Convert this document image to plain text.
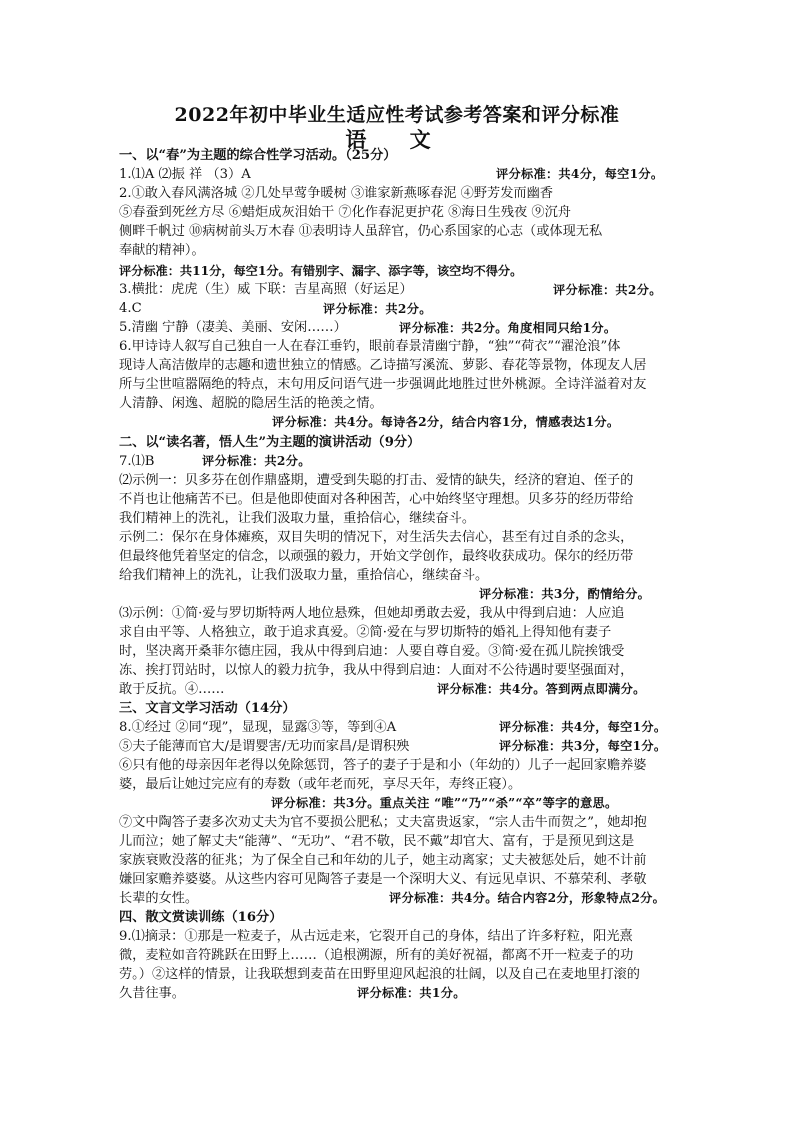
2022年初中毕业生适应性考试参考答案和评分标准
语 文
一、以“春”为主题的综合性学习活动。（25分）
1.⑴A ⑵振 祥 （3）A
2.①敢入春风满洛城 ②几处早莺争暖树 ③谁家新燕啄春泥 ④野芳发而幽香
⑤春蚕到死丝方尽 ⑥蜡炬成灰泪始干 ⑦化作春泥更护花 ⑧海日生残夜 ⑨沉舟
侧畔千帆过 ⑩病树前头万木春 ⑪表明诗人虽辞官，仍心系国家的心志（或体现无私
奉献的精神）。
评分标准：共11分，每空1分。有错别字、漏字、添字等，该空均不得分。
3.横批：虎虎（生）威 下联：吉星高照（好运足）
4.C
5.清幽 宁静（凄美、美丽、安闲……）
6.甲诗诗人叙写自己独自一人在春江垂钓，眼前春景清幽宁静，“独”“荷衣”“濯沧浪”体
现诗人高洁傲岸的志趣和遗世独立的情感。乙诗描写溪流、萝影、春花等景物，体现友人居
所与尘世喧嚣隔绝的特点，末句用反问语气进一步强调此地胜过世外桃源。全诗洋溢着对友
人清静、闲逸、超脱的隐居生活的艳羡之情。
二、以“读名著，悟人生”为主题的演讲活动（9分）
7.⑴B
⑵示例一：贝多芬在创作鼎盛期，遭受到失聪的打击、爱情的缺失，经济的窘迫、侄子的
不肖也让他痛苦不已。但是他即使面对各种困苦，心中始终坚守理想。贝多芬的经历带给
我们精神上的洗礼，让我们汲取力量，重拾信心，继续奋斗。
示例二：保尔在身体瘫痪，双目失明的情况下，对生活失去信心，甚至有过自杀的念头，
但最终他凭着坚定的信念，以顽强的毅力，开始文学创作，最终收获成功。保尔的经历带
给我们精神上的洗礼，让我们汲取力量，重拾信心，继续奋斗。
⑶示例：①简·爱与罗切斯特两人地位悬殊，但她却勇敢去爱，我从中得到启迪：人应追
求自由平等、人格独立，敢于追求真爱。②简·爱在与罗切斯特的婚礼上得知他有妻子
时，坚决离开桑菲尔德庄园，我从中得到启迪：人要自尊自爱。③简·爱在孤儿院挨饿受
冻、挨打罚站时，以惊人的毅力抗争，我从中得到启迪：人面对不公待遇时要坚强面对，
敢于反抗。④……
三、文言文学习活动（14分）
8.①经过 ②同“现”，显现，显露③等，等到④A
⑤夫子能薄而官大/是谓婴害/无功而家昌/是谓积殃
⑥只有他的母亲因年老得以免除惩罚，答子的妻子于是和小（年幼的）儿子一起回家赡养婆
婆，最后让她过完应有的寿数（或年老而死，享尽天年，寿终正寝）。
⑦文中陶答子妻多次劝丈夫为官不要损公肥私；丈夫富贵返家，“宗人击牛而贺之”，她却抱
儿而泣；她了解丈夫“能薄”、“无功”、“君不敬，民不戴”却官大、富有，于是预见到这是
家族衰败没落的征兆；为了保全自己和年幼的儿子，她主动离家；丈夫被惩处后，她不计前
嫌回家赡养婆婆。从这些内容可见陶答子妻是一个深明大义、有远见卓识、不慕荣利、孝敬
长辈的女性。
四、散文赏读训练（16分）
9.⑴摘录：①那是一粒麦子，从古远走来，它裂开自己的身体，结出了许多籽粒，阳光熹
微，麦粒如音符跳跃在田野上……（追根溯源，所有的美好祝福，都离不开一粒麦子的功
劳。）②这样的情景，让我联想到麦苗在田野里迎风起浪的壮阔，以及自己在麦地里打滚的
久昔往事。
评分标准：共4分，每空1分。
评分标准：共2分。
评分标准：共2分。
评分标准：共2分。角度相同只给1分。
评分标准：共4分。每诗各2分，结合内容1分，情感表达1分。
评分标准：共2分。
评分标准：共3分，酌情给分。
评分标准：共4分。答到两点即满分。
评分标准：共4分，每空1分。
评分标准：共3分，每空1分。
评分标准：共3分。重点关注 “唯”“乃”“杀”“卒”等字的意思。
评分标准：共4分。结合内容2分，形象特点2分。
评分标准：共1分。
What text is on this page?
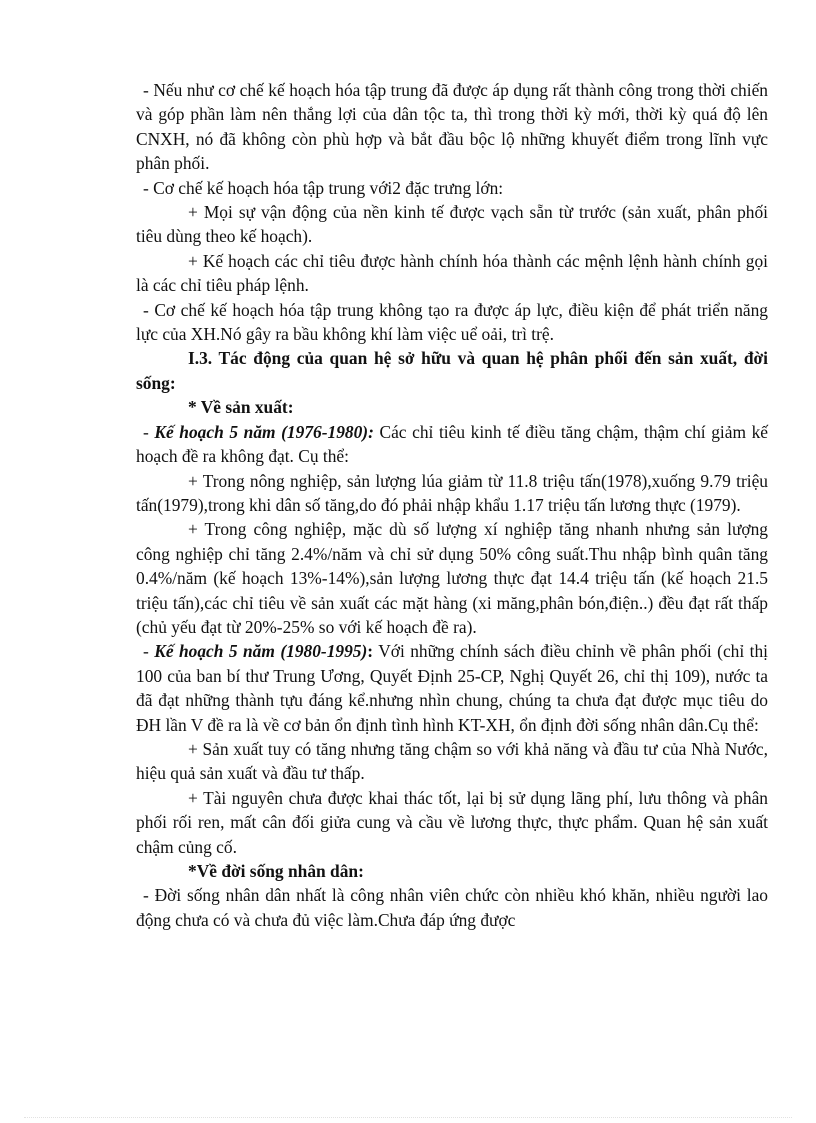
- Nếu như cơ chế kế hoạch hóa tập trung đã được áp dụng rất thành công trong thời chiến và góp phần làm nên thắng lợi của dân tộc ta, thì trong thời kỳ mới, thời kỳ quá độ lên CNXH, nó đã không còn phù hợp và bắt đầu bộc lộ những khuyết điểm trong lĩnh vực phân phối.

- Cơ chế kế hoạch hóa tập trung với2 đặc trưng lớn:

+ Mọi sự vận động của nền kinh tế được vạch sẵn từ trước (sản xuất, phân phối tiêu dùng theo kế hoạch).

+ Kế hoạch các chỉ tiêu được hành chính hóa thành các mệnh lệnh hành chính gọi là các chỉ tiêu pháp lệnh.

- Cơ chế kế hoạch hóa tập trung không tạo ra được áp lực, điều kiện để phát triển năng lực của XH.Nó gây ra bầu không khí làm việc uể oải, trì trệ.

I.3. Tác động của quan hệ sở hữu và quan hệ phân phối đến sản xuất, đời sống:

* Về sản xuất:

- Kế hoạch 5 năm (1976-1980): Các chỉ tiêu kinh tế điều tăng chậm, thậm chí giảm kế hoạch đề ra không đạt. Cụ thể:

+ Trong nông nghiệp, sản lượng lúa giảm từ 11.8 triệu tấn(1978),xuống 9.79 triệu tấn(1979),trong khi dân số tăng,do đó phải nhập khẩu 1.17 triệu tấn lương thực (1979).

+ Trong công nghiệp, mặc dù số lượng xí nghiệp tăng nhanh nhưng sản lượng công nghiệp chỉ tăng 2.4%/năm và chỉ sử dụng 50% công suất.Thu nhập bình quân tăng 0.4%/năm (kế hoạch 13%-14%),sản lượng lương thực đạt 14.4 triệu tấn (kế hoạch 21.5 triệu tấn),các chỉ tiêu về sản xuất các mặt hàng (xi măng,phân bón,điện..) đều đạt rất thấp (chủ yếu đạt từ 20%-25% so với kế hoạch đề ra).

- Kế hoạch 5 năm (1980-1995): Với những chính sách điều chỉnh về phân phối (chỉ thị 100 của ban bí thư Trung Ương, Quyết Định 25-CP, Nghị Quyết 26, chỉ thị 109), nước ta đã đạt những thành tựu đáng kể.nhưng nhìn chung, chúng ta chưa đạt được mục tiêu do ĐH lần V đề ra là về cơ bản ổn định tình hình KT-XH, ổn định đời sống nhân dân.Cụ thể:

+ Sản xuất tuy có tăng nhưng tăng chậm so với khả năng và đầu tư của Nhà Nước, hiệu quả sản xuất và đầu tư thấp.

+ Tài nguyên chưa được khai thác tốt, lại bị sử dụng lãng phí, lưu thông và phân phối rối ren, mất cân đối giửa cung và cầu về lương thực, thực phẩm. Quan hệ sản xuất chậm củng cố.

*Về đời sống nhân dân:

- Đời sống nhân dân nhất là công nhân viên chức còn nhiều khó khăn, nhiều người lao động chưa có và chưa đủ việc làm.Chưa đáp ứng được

What the task asks >>
Reproduce the material word for word, minus the images.

Answer to the exercise >>
Convert this document image to plain text.
2022年初中毕业生适应性考试参考答案和评分标准
语 文
一、以“春”为主题的综合性学习活动。（25分）
1.⑴A ⑵振 祥 （3）A
2.①敢入春风满洛城 ②几处早莺争暖树 ③谁家新燕啄春泥 ④野芳发而幽香
⑤春蚕到死丝方尽 ⑥蜡炬成灰泪始干 ⑦化作春泥更护花 ⑧海日生残夜 ⑨沉舟
侧畔千帆过 ⑩病树前头万木春 ⑪表明诗人虽辞官，仍心系国家的心志（或体现无私
奉献的精神）。
评分标准：共11分，每空1分。有错别字、漏字、添字等，该空均不得分。
3.横批：虎虎（生）威 下联：吉星高照（好运足）
4.C
5.清幽 宁静（凄美、美丽、安闲……）
6.甲诗诗人叙写自己独自一人在春江垂钓，眼前春景清幽宁静，“独”“荷衣”“濯沧浪”体
现诗人高洁傲岸的志趣和遗世独立的情感。乙诗描写溪流、萝影、春花等景物，体现友人居
所与尘世喧嚣隔绝的特点，末句用反问语气进一步强调此地胜过世外桃源。全诗洋溢着对友
人清静、闲逸、超脱的隐居生活的艳羡之情。
二、以“读名著，悟人生”为主题的演讲活动（9分）
7.⑴B
⑵示例一：贝多芬在创作鼎盛期，遭受到失聪的打击、爱情的缺失，经济的窘迫、侄子的
不肖也让他痛苦不已。但是他即使面对各种困苦，心中始终坚守理想。贝多芬的经历带给
我们精神上的洗礼，让我们汲取力量，重拾信心，继续奋斗。
示例二：保尔在身体瘫痪，双目失明的情况下，对生活失去信心，甚至有过自杀的念头，
但最终他凭着坚定的信念，以顽强的毅力，开始文学创作，最终收获成功。保尔的经历带
给我们精神上的洗礼，让我们汲取力量，重拾信心，继续奋斗。
⑶示例：①简·爱与罗切斯特两人地位悬殊，但她却勇敢去爱，我从中得到启迪：人应追
求自由平等、人格独立，敢于追求真爱。②简·爱在与罗切斯特的婚礼上得知他有妻子
时，坚决离开桑菲尔德庄园，我从中得到启迪：人要自尊自爱。③简·爱在孤儿院挨饿受
冻、挨打罚站时，以惊人的毅力抗争，我从中得到启迪：人面对不公待遇时要坚强面对，
敢于反抗。④……
三、文言文学习活动（14分）
8.①经过 ②同“现”，显现，显露③等，等到④A
⑤夫子能薄而官大/是谓婴害/无功而家昌/是谓积殃
⑥只有他的母亲因年老得以免除惩罚，答子的妻子于是和小（年幼的）儿子一起回家赡养婆
婆，最后让她过完应有的寿数（或年老而死，享尽天年，寿终正寝）。
⑦文中陶答子妻多次劝丈夫为官不要损公肥私；丈夫富贵返家，“宗人击牛而贺之”，她却抱
儿而泣；她了解丈夫“能薄”、“无功”、“君不敬，民不戴”却官大、富有，于是预见到这是
家族衰败没落的征兆；为了保全自己和年幼的儿子，她主动离家；丈夫被惩处后，她不计前
嫌回家赡养婆婆。从这些内容可见陶答子妻是一个深明大义、有远见卓识、不慕荣利、孝敬
长辈的女性。
四、散文赏读训练（16分）
9.⑴摘录：①那是一粒麦子，从古远走来，它裂开自己的身体，结出了许多籽粒，阳光熹
微，麦粒如音符跳跃在田野上……（追根溯源，所有的美好祝福，都离不开一粒麦子的功
劳。）②这样的情景，让我联想到麦苗在田野里迎风起浪的壮阔，以及自己在麦地里打滚的
久昔往事。
评分标准：共4分，每空1分。
评分标准：共2分。
评分标准：共2分。
评分标准：共2分。角度相同只给1分。
评分标准：共4分。每诗各2分，结合内容1分，情感表达1分。
评分标准：共2分。
评分标准：共3分，酌情给分。
评分标准：共4分。答到两点即满分。
评分标准：共4分，每空1分。
评分标准：共3分，每空1分。
评分标准：共3分。重点关注 “唯”“乃”“杀”“卒”等字的意思。
评分标准：共4分。结合内容2分，形象特点2分。
评分标准：共1分。
What text is on this page?
- Nếu như cơ chế kế hoạch hóa tập trung đã được áp dụng rất thành công trong thời chiến và góp phần làm nên thắng lợi của dân tộc ta, thì trong thời kỳ mới, thời kỳ quá độ lên CNXH, nó đã không còn phù hợp và bắt đầu bộc lộ những khuyết điểm trong lĩnh vực phân phối.

- Cơ chế kế hoạch hóa tập trung với2 đặc trưng lớn:

+ Mọi sự vận động của nền kinh tế được vạch sẵn từ trước (sản xuất, phân phối tiêu dùng theo kế hoạch).

+ Kế hoạch các chỉ tiêu được hành chính hóa thành các mệnh lệnh hành chính gọi là các chỉ tiêu pháp lệnh.

- Cơ chế kế hoạch hóa tập trung không tạo ra được áp lực, điều kiện để phát triển năng lực của XH.Nó gây ra bầu không khí làm việc uể oải, trì trệ.

I.3. Tác động của quan hệ sở hữu và quan hệ phân phối đến sản xuất, đời sống:

* Về sản xuất:

- Kế hoạch 5 năm (1976-1980): Các chỉ tiêu kinh tế điều tăng chậm, thậm chí giảm kế hoạch đề ra không đạt. Cụ thể:

+ Trong nông nghiệp, sản lượng lúa giảm từ 11.8 triệu tấn(1978),xuống 9.79 triệu tấn(1979),trong khi dân số tăng,do đó phải nhập khẩu 1.17 triệu tấn lương thực (1979).

+ Trong công nghiệp, mặc dù số lượng xí nghiệp tăng nhanh nhưng sản lượng công nghiệp chỉ tăng 2.4%/năm và chỉ sử dụng 50% công suất.Thu nhập bình quân tăng 0.4%/năm (kế hoạch 13%-14%),sản lượng lương thực đạt 14.4 triệu tấn (kế hoạch 21.5 triệu tấn),các chỉ tiêu về sản xuất các mặt hàng (xi măng,phân bón,điện..) đều đạt rất thấp (chủ yếu đạt từ 20%-25% so với kế hoạch đề ra).

- Kế hoạch 5 năm (1980-1995): Với những chính sách điều chỉnh về phân phối (chỉ thị 100 của ban bí thư Trung Ương, Quyết Định 25-CP, Nghị Quyết 26, chỉ thị 109), nước ta đã đạt những thành tựu đáng kể.nhưng nhìn chung, chúng ta chưa đạt được mục tiêu do ĐH lần V đề ra là về cơ bản ổn định tình hình KT-XH, ổn định đời sống nhân dân.Cụ thể:

+ Sản xuất tuy có tăng nhưng tăng chậm so với khả năng và đầu tư của Nhà Nước, hiệu quả sản xuất và đầu tư thấp.

+ Tài nguyên chưa được khai thác tốt, lại bị sử dụng lãng phí, lưu thông và phân phối rối ren, mất cân đối giửa cung và cầu về lương thực, thực phẩm. Quan hệ sản xuất chậm củng cố.

*Về đời sống nhân dân:

- Đời sống nhân dân nhất là công nhân viên chức còn nhiều khó khăn, nhiều người lao động chưa có và chưa đủ việc làm.Chưa đáp ứng được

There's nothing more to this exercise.